To do: Return every line below as is, leaving out the pictures.

Material supplied:
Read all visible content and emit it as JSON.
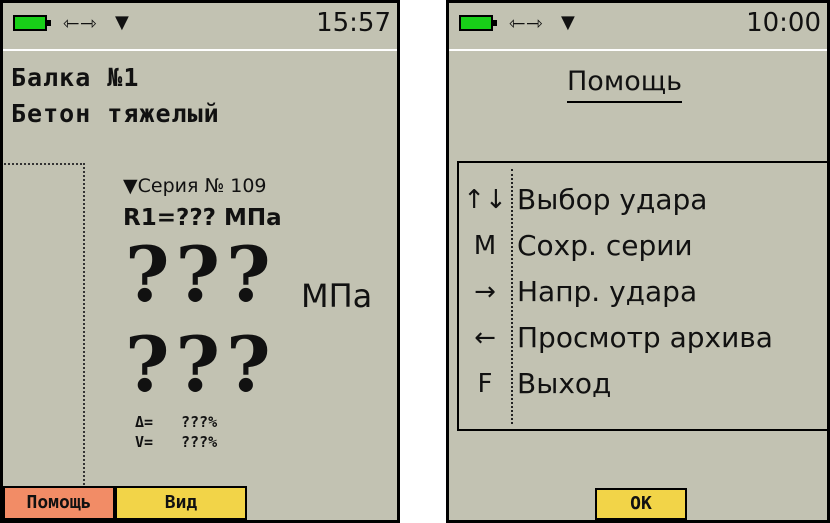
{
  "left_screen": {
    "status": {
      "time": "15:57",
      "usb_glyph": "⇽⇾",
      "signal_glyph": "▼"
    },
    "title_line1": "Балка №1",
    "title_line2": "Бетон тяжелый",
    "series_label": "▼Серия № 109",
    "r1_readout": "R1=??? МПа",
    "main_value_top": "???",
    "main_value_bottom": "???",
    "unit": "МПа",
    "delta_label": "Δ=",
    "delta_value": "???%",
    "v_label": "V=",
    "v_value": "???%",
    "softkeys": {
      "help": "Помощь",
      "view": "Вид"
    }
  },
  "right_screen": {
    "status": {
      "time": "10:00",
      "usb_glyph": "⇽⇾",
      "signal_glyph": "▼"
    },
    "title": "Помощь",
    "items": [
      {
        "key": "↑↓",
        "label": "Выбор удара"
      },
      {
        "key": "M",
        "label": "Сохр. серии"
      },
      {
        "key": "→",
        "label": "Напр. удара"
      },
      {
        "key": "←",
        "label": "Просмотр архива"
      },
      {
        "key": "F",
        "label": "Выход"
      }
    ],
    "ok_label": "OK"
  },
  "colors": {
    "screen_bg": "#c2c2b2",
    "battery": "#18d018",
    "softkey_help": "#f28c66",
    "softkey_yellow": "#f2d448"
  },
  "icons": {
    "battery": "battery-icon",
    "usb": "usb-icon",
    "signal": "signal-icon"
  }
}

Expected answer:
Read all visible content and emit it as JSON.
{
  "left_screen": {
    "status": {
      "time": "15:57",
      "usb_glyph": "⇽⇾",
      "signal_glyph": "▼"
    },
    "title_line1": "Балка №1",
    "title_line2": "Бетон тяжелый",
    "series_label": "▼Серия № 109",
    "r1_readout": "R1=??? МПа",
    "main_value_top": "???",
    "main_value_bottom": "???",
    "unit": "МПа",
    "delta_label": "Δ=",
    "delta_value": "???%",
    "v_label": "V=",
    "v_value": "???%",
    "softkeys": {
      "help": "Помощь",
      "view": "Вид"
    }
  },
  "right_screen": {
    "status": {
      "time": "10:00",
      "usb_glyph": "⇽⇾",
      "signal_glyph": "▼"
    },
    "title": "Помощь",
    "items": [
      {
        "key": "↑↓",
        "label": "Выбор удара"
      },
      {
        "key": "M",
        "label": "Сохр. серии"
      },
      {
        "key": "→",
        "label": "Напр. удара"
      },
      {
        "key": "←",
        "label": "Просмотр архива"
      },
      {
        "key": "F",
        "label": "Выход"
      }
    ],
    "ok_label": "OK"
  },
  "colors": {
    "screen_bg": "#c2c2b2",
    "battery": "#18d018",
    "softkey_help": "#f28c66",
    "softkey_yellow": "#f2d448"
  },
  "icons": {
    "battery": "battery-icon",
    "usb": "usb-icon",
    "signal": "signal-icon"
  }
}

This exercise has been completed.